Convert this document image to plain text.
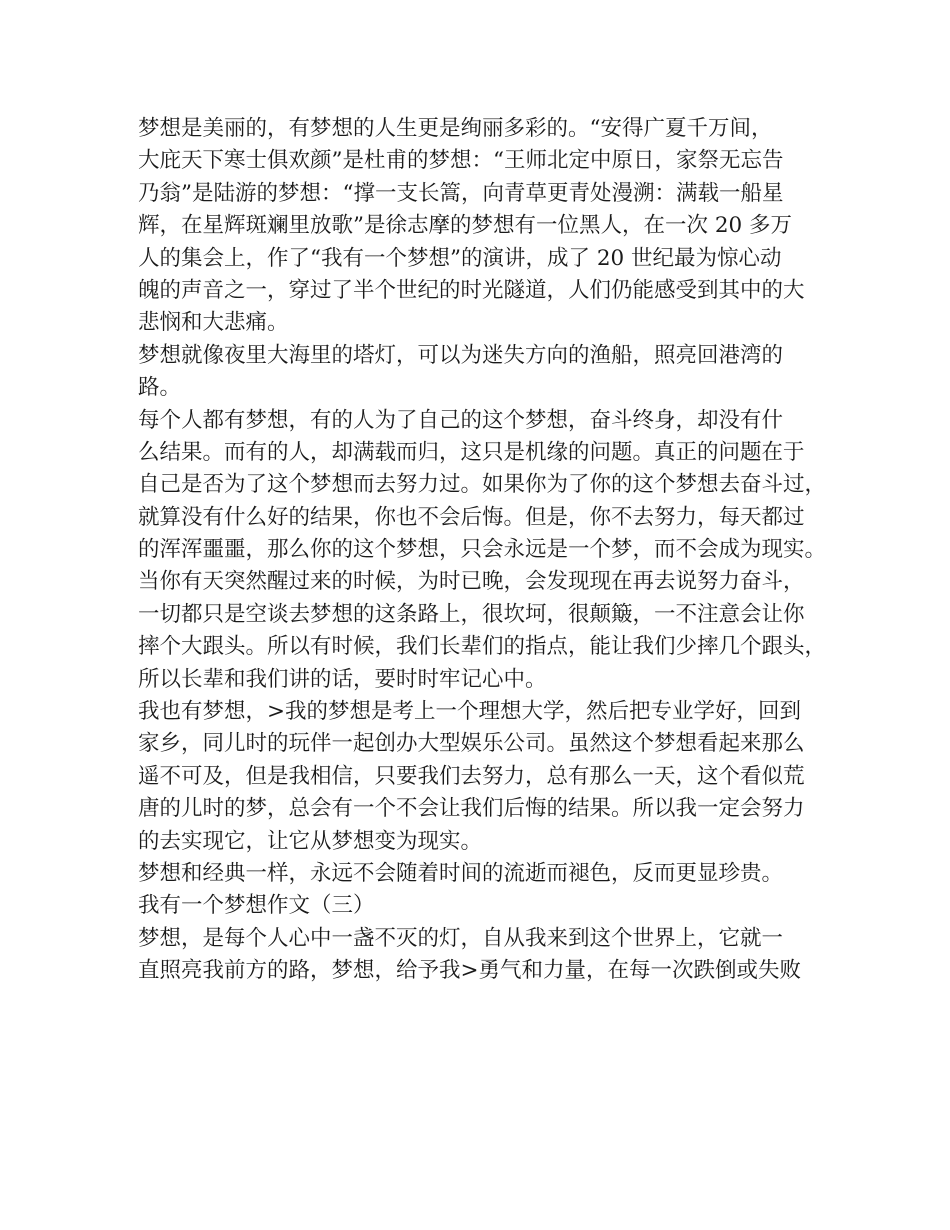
梦想是美丽的，有梦想的人生更是绚丽多彩的。“安得广夏千万间，
大庇天下寒士俱欢颜”是杜甫的梦想：“王师北定中原日，家祭无忘告
乃翁”是陆游的梦想：“撑一支长篙，向青草更青处漫溯：满载一船星
辉，在星辉斑斓里放歌”是徐志摩的梦想有一位黑人，在一次 20 多万
人的集会上，作了“我有一个梦想”的演讲，成了 20 世纪最为惊心动
魄的声音之一，穿过了半个世纪的时光隧道，人们仍能感受到其中的大
悲悯和大悲痛。
梦想就像夜里大海里的塔灯，可以为迷失方向的渔船，照亮回港湾的
路。
每个人都有梦想，有的人为了自己的这个梦想，奋斗终身，却没有什
么结果。而有的人，却满载而归，这只是机缘的问题。真正的问题在于
自己是否为了这个梦想而去努力过。如果你为了你的这个梦想去奋斗过，
就算没有什么好的结果，你也不会后悔。但是，你不去努力，每天都过
的浑浑噩噩，那么你的这个梦想，只会永远是一个梦，而不会成为现实。
当你有天突然醒过来的时候，为时已晚，会发现现在再去说努力奋斗，
一切都只是空谈去梦想的这条路上，很坎坷，很颠簸，一不注意会让你
摔个大跟头。所以有时候，我们长辈们的指点，能让我们少摔几个跟头，
所以长辈和我们讲的话，要时时牢记心中。
我也有梦想，>我的梦想是考上一个理想大学，然后把专业学好，回到
家乡，同儿时的玩伴一起创办大型娱乐公司。虽然这个梦想看起来那么
遥不可及，但是我相信，只要我们去努力，总有那么一天，这个看似荒
唐的儿时的梦，总会有一个不会让我们后悔的结果。所以我一定会努力
的去实现它，让它从梦想变为现实。
梦想和经典一样，永远不会随着时间的流逝而褪色，反而更显珍贵。
我有一个梦想作文（三）
梦想，是每个人心中一盏不灭的灯，自从我来到这个世界上，它就一
直照亮我前方的路，梦想，给予我>勇气和力量，在每一次跌倒或失败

What is being asked:
Extract the full listing exactly, with the pictures left out.

Full answer:
Convert this document image to plain text.
梦想是美丽的，有梦想的人生更是绚丽多彩的。“安得广夏千万间，
大庇天下寒士俱欢颜”是杜甫的梦想：“王师北定中原日，家祭无忘告
乃翁”是陆游的梦想：“撑一支长篙，向青草更青处漫溯：满载一船星
辉，在星辉斑斓里放歌”是徐志摩的梦想有一位黑人，在一次 20 多万
人的集会上，作了“我有一个梦想”的演讲，成了 20 世纪最为惊心动
魄的声音之一，穿过了半个世纪的时光隧道，人们仍能感受到其中的大
悲悯和大悲痛。
梦想就像夜里大海里的塔灯，可以为迷失方向的渔船，照亮回港湾的
路。
每个人都有梦想，有的人为了自己的这个梦想，奋斗终身，却没有什
么结果。而有的人，却满载而归，这只是机缘的问题。真正的问题在于
自己是否为了这个梦想而去努力过。如果你为了你的这个梦想去奋斗过，
就算没有什么好的结果，你也不会后悔。但是，你不去努力，每天都过
的浑浑噩噩，那么你的这个梦想，只会永远是一个梦，而不会成为现实。
当你有天突然醒过来的时候，为时已晚，会发现现在再去说努力奋斗，
一切都只是空谈去梦想的这条路上，很坎坷，很颠簸，一不注意会让你
摔个大跟头。所以有时候，我们长辈们的指点，能让我们少摔几个跟头，
所以长辈和我们讲的话，要时时牢记心中。
我也有梦想，>我的梦想是考上一个理想大学，然后把专业学好，回到
家乡，同儿时的玩伴一起创办大型娱乐公司。虽然这个梦想看起来那么
遥不可及，但是我相信，只要我们去努力，总有那么一天，这个看似荒
唐的儿时的梦，总会有一个不会让我们后悔的结果。所以我一定会努力
的去实现它，让它从梦想变为现实。
梦想和经典一样，永远不会随着时间的流逝而褪色，反而更显珍贵。
我有一个梦想作文（三）
梦想，是每个人心中一盏不灭的灯，自从我来到这个世界上，它就一
直照亮我前方的路，梦想，给予我>勇气和力量，在每一次跌倒或失败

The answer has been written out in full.